Consigne 1: Traduisez en anglais cette phrase du texte source ci-dessous : « En Allemagne, il y a un spectacle tous les jours. »

A l’époque, les théâtres étaient gérés par la ville – c’était les électriciens qui changeaient les lumières dans la ville dans la rue. Le niveau n’était pas très élevé.

 

Son parcours 

Apres j’ai connu à Lyon il y avait deux productions de Bob Wilson. Ils ont fermé le théâtre l’été. Et moi,  j’avais des bourses par de le ministère de la culture. J’ai dit je veux absolument aller voir les spectacles de Bob Wilson parce qu’on au niveau lumières, c’est ce qu’il y a de mieux.

 

Et donc je suis allé à Lyon. J’ai reçu une bourse pour 4 mois. J’ai vu toute l’équipe de Bob Wilson a l’époque c’était que les allemands dont ma femme qui était assistante au décor. Et là, j’ai vu des vrais éclairagistes allemands, la façon dont il travaillait. En Allemagne, il y a un spectacle tous les jours. C’est vraiment des grosses structures et puis j’ai vu qu’en France au niveau des montables, il y avait des problèmes – le matériel était très mauvais.

Données fournies:
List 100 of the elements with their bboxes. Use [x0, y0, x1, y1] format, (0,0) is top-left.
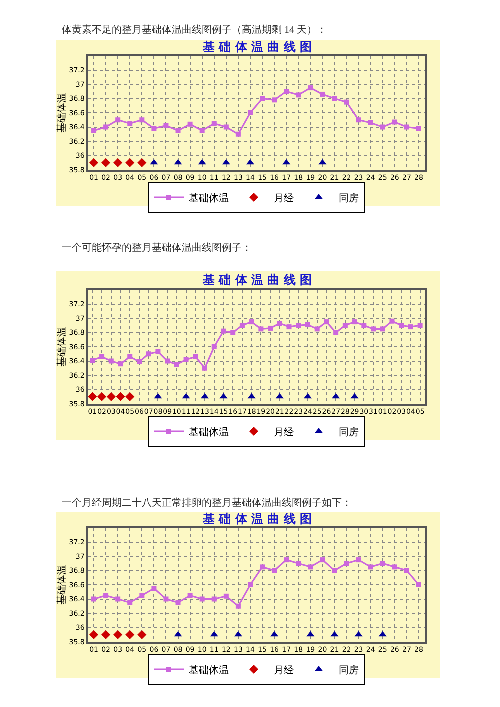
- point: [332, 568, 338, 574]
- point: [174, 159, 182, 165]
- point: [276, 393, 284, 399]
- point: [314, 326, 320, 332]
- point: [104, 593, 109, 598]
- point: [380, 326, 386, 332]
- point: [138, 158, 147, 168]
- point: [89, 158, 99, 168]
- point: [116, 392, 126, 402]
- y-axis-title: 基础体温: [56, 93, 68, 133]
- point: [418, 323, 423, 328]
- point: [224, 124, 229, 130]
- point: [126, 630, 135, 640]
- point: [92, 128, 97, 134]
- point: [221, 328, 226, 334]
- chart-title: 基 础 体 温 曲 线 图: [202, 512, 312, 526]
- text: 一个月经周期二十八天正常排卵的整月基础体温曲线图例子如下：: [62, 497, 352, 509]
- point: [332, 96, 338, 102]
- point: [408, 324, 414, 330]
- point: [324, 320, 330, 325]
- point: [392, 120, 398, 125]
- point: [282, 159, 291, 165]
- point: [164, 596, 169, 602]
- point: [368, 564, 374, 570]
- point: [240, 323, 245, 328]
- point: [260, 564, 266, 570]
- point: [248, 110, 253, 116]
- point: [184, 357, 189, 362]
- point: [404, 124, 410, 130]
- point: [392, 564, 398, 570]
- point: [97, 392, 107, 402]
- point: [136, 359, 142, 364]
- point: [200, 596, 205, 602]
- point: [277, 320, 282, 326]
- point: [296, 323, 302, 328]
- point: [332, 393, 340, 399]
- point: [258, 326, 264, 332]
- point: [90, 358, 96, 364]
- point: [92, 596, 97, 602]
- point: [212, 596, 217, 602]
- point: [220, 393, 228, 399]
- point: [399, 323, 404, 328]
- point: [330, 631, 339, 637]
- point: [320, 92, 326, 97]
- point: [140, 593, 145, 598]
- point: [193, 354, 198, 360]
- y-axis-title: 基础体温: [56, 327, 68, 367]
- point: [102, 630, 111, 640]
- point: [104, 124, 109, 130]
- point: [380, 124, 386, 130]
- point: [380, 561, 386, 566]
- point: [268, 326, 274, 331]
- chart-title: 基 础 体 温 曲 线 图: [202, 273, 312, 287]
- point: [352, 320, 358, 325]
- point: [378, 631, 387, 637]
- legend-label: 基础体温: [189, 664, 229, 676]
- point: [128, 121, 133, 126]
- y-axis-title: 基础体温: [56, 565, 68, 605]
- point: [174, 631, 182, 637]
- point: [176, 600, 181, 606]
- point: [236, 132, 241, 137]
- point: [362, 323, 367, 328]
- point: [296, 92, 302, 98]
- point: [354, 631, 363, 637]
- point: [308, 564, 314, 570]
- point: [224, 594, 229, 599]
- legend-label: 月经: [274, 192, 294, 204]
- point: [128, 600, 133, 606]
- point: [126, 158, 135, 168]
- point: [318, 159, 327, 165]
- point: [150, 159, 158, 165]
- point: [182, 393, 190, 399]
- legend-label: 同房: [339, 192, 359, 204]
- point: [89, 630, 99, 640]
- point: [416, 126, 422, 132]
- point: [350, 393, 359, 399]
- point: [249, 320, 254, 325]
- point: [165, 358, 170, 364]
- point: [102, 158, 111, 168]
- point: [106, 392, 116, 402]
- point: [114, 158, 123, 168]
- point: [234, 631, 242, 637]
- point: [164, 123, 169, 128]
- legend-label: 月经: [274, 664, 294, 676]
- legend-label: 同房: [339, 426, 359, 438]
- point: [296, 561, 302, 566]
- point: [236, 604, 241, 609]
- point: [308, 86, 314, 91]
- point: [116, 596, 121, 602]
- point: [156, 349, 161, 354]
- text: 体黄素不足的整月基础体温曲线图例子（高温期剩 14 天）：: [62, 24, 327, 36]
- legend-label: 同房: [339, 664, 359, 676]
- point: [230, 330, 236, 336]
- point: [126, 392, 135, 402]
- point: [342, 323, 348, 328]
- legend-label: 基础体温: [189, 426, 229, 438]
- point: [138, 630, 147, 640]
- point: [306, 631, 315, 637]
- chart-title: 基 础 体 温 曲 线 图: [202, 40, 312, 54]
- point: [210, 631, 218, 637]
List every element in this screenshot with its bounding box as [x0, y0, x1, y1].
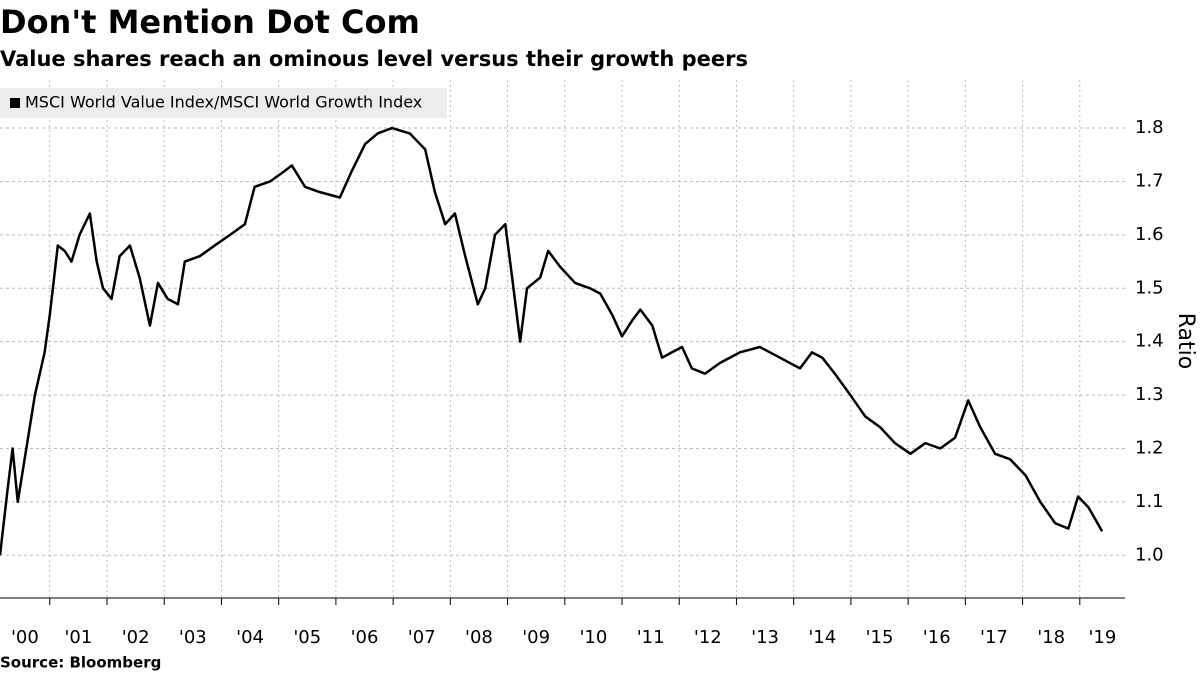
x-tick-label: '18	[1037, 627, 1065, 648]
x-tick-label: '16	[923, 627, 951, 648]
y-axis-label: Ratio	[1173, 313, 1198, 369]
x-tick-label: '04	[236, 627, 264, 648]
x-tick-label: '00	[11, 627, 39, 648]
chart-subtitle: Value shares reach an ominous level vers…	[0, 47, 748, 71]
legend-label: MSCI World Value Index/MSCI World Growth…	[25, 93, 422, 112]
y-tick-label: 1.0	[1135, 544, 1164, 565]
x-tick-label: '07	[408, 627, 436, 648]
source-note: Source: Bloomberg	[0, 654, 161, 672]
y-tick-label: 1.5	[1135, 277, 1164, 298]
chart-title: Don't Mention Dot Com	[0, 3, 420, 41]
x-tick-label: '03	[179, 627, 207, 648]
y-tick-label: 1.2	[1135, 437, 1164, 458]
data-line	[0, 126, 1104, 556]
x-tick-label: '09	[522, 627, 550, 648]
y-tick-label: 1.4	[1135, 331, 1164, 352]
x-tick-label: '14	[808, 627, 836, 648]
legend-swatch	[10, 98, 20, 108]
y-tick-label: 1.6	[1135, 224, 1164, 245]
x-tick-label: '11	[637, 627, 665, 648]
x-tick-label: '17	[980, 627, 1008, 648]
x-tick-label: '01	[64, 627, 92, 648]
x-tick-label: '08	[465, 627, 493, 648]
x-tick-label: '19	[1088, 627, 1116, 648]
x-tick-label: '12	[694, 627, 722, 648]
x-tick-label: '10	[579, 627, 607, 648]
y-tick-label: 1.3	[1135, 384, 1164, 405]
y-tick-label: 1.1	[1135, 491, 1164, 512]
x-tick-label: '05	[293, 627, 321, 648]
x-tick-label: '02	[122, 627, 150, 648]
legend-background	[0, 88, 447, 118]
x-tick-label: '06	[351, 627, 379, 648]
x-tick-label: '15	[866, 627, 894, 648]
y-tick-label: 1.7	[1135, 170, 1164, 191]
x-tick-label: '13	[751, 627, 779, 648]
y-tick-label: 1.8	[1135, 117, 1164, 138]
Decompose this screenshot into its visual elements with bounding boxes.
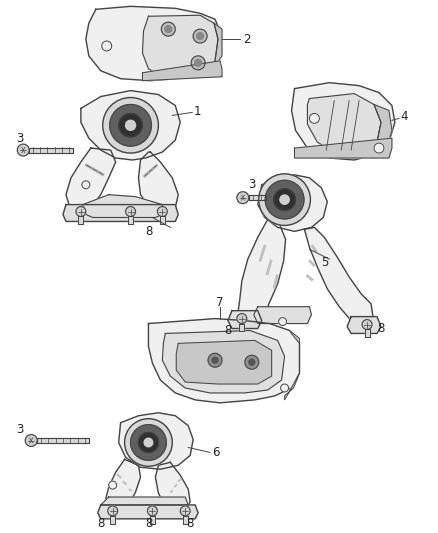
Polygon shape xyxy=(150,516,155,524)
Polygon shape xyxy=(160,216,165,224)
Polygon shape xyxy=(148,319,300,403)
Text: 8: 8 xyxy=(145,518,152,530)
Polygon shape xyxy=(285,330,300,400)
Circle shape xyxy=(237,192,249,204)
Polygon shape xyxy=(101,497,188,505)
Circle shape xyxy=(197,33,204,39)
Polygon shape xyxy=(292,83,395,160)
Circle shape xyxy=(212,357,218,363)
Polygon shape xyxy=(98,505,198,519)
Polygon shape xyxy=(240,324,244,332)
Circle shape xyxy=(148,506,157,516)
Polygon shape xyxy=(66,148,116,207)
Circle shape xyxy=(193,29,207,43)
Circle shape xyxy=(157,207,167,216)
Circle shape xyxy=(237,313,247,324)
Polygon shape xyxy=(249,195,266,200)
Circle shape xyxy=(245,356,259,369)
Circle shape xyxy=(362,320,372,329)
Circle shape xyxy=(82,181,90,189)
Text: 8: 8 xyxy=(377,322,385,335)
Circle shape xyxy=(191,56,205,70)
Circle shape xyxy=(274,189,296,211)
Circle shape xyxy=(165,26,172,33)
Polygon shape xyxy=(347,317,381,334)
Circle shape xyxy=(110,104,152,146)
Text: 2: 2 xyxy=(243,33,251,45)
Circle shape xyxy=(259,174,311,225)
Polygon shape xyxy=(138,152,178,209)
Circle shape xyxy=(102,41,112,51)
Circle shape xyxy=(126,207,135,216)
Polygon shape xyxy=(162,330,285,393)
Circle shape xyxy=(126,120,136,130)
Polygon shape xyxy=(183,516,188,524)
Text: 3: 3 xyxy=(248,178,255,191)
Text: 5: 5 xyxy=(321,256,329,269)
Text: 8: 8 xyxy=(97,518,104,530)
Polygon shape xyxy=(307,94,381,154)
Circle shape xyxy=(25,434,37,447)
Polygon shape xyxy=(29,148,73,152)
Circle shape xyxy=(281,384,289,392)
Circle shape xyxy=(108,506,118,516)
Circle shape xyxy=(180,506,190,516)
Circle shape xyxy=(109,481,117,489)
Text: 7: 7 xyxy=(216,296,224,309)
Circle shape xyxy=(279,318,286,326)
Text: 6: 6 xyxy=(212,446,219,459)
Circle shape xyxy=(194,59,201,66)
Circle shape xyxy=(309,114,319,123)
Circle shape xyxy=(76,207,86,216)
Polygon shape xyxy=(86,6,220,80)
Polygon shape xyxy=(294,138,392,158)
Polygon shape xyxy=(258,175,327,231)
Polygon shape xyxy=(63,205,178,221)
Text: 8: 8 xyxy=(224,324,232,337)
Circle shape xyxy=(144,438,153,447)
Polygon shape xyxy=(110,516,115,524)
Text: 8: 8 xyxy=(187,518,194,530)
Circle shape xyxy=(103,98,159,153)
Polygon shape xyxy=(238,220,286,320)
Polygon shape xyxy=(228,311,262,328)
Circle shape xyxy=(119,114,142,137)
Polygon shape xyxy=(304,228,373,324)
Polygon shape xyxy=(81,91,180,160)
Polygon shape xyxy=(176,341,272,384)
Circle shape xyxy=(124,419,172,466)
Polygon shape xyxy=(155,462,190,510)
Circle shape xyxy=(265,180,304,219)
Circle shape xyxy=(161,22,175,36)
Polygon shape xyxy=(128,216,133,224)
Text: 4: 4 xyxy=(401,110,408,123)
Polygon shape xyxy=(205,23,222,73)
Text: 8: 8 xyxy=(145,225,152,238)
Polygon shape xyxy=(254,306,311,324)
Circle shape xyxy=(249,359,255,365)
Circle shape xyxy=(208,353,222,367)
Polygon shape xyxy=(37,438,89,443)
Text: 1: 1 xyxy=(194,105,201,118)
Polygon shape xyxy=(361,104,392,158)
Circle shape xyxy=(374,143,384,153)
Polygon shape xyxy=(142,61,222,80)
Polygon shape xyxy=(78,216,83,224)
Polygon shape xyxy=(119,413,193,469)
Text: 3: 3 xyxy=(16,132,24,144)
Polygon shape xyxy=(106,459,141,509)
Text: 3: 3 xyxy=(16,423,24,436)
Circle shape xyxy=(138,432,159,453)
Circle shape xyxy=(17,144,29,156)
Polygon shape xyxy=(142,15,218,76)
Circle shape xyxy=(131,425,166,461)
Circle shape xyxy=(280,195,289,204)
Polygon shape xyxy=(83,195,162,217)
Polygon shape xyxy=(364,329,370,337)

Consigne 2: Recopiez mot pour mot le passage des données qui commence par la ligne contenant « - point: [332, 568, 338, 574] » et se termine par la ligne contenant « - point: [324, 320, 330, 325] », ces deux lignes comprises.

Bonne réponse 1: In Germany, there is a show every day.

Bonne réponse 2:
- point: [332, 568, 338, 574]
- point: [174, 159, 182, 165]
- point: [276, 393, 284, 399]
- point: [314, 326, 320, 332]
- point: [104, 593, 109, 598]
- point: [380, 326, 386, 332]
- point: [138, 158, 147, 168]
- point: [89, 158, 99, 168]
- point: [116, 392, 126, 402]
- y-axis-title: 基础体温: [56, 93, 68, 133]
- point: [418, 323, 423, 328]
- point: [224, 124, 229, 130]
- point: [126, 630, 135, 640]
- point: [92, 128, 97, 134]
- point: [221, 328, 226, 334]
- chart-title: 基 础 体 温 曲 线 图: [202, 512, 312, 526]
- text: 一个月经周期二十八天正常排卵的整月基础体温曲线图例子如下：: [62, 497, 352, 509]
- point: [332, 96, 338, 102]
- point: [408, 324, 414, 330]
- point: [324, 320, 330, 325]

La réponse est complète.